> _What the exercise asks_:
Repeat only the lines from the one holding "Give me a plain-text" down to the last line of the listing below, including both of those lines.

[start]

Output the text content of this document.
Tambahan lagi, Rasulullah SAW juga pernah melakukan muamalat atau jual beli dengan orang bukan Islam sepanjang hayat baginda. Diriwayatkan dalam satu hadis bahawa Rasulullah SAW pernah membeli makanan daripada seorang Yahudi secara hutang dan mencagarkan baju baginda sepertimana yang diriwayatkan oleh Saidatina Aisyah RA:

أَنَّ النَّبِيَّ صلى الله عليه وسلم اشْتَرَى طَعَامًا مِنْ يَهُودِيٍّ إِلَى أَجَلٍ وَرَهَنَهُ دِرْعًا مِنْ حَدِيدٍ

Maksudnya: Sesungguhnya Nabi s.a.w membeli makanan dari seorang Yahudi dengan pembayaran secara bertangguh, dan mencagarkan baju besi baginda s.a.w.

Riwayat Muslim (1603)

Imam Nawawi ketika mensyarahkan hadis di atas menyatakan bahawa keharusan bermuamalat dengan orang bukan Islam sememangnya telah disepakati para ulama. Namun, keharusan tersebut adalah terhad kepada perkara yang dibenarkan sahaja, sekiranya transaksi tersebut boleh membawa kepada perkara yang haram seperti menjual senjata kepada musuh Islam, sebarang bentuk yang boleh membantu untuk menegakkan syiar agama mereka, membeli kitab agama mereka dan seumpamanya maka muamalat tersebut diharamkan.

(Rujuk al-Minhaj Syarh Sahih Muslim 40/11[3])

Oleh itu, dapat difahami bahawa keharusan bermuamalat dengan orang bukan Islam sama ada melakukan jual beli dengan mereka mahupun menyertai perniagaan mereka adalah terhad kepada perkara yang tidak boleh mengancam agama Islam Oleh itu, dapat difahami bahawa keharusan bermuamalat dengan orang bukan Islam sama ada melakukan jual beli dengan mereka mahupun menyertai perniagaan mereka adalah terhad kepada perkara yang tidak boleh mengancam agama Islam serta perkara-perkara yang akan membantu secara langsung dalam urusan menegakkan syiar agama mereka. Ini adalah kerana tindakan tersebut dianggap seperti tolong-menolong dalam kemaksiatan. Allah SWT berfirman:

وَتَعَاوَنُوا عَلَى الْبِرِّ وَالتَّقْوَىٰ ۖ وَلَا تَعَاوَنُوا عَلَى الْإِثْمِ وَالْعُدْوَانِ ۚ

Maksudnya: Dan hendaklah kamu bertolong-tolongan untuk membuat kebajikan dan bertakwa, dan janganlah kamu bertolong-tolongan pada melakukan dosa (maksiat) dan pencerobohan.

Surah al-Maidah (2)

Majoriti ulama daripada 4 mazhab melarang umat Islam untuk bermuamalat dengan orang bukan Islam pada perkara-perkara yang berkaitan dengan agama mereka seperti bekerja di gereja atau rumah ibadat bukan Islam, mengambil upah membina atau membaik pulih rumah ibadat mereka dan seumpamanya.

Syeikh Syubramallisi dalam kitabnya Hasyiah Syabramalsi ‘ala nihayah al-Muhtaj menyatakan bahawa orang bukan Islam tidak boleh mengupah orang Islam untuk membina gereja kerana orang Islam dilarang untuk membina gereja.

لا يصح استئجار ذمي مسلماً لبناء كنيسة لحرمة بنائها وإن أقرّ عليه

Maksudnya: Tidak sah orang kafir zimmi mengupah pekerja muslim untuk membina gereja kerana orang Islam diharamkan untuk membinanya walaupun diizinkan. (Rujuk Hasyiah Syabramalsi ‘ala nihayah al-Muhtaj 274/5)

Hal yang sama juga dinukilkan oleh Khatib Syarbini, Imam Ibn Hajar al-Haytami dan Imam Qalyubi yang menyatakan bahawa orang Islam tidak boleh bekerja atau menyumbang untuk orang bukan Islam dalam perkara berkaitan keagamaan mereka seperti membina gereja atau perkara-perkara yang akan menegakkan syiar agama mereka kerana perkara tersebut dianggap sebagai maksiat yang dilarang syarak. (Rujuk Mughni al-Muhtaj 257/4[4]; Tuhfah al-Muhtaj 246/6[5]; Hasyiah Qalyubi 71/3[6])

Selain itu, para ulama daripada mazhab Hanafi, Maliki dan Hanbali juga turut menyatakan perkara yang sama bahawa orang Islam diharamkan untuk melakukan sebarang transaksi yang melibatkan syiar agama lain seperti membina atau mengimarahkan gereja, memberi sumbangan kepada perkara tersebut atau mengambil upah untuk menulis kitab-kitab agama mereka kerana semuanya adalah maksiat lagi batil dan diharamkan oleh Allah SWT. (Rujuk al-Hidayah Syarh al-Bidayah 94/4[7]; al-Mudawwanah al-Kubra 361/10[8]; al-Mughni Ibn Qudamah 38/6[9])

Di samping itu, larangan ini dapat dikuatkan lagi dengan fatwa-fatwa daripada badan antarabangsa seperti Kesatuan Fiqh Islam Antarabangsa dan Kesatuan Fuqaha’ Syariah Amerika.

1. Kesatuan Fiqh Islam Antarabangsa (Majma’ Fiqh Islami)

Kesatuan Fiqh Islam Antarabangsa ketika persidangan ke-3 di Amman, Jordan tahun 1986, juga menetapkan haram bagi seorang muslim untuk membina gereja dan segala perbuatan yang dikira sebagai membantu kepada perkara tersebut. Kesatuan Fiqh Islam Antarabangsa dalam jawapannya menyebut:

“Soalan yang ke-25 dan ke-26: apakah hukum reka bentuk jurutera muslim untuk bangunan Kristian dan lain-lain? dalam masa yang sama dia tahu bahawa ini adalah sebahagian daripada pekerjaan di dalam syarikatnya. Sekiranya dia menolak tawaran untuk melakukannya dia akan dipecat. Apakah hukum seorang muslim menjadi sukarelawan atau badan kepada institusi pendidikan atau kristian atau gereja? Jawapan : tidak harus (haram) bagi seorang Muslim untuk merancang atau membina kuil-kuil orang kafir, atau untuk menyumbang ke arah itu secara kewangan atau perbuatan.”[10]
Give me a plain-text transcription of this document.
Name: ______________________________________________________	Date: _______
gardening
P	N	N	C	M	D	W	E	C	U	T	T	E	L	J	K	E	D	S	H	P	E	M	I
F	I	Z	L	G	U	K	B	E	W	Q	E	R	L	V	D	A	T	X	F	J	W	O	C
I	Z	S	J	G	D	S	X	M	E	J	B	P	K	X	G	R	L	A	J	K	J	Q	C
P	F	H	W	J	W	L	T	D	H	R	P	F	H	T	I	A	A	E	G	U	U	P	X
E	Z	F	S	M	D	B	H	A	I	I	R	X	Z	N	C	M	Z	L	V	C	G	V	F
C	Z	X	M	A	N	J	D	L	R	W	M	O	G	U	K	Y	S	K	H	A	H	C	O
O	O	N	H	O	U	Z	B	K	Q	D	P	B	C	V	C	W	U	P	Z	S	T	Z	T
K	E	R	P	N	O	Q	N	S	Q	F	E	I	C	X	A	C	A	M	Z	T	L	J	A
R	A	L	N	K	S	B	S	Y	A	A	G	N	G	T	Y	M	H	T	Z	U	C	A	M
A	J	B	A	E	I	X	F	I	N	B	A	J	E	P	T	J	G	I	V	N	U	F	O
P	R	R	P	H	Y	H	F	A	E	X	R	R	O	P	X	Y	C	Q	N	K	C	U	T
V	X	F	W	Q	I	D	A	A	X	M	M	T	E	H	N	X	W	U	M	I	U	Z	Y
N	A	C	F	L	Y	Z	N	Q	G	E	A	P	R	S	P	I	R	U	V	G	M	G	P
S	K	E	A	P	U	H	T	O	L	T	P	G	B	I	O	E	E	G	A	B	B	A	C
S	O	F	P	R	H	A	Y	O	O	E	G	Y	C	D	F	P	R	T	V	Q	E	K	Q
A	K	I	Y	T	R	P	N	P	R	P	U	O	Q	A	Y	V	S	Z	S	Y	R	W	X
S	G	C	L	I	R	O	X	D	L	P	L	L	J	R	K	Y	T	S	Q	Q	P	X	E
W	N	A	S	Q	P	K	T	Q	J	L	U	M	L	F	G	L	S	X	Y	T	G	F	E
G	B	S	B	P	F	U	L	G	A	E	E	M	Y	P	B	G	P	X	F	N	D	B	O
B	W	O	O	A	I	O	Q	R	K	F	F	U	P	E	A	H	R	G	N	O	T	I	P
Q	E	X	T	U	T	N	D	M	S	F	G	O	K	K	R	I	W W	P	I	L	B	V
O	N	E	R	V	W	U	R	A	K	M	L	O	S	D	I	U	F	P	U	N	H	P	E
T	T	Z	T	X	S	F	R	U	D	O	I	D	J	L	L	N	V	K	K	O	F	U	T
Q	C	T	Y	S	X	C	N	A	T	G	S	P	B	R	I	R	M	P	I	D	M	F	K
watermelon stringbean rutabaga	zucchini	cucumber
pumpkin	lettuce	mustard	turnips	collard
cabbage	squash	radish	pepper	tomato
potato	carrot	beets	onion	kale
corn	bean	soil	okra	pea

[end]

> _The solution_:
Give me a plain-text transcription of this document.
Name: ______________________________________________________	Date: _______
gardening
P	N	N	C	M	D	W	E	C	U	T	T	E	L	J	K	E	D	S	H	P	E	M	I
F	I	Z	L	G	U	K	B	E	W	Q	E	R	L	V	D	A	T	X	F	J	W	O	C
I	Z	S	J	G	D	S	X	M	E	J	B	P	K	X	G	R	L	A	J	K	J	Q	C
P	F	H	W	J	W	L	T	D	H	R	P	F	H	T	I	A	A	E	G	U	U	P	X
E	Z	F	S	M	D	B	H	A	I	I	R	X	Z	N	C	M	Z	L	V	C	G	V	F
C	Z	X	M	A	N	J	D	L	R	W	M	O	G	U	K	Y	S	K	H	A	H	C	O
O	O	N	H	O	U	Z	B	K	Q	D	P	B	C	V	C	W	U	P	Z	S	T	Z	T
K	E	R	P	N	O	Q	N	S	Q	F	E	I	C	X	A	C	A	M	Z	T	L	J	A
R	A	L	N	K	S	B	S	Y	A	A	G	N	G	T	Y	M	H	T	Z	U	C	A	M
A	J	B	A	E	I	X	F	I	N	B	A	J	E	P	T	J	G	I	V	N	U	F	O
P	R	R	P	H	Y	H	F	A	E	X	R	R	O	P	X	Y	C	Q	N	K	C	U	T
V	X	F	W	Q	I	D	A	A	X	M	M	T	E	H	N	X	W	U	M	I	U	Z	Y
N	A	C	F	L	Y	Z	N	Q	G	E	A	P	R	S	P	I	R	U	V	G	M	G	P
S	K	E	A	P	U	H	T	O	L	T	P	G	B	I	O	E	E	G	A	B	B	A	C
S	O	F	P	R	H	A	Y	O	O	E	G	Y	C	D	F	P	R	T	V	Q	E	K	Q
A	K	I	Y	T	R	P	N	P	R	P	U	O	Q	A	Y	V	S	Z	S	Y	R	W	X
S	G	C	L	I	R	O	X	D	L	P	L	L	J	R	K	Y	T	S	Q	Q	P	X	E
W	N	A	S	Q	P	K	T	Q	J	L	U	M	L	F	G	L	S	X	Y	T	G	F	E
G	B	S	B	P	F	U	L	G	A	E	E	M	Y	P	B	G	P	X	F	N	D	B	O
B	W	O	O	A	I	O	Q	R	K	F	F	U	P	E	A	H	R	G	N	O	T	I	P
Q	E	X	T	U	T	N	D	M	S	F	G	O	K	K	R	I	W W	P	I	L	B	V
O	N	E	R	V	W	U	R	A	K	M	L	O	S	D	I	U	F	P	U	N	H	P	E
T	T	Z	T	X	S	F	R	U	D	O	I	D	J	L	L	N	V	K	K	O	F	U	T
Q	C	T	Y	S	X	C	N	A	T	G	S	P	B	R	I	R	M	P	I	D	M	F	K
watermelon stringbean rutabaga	zucchini	cucumber
pumpkin	lettuce	mustard	turnips	collard
cabbage	squash	radish	pepper	tomato
potato	carrot	beets	onion	kale
corn	bean	soil	okra	pea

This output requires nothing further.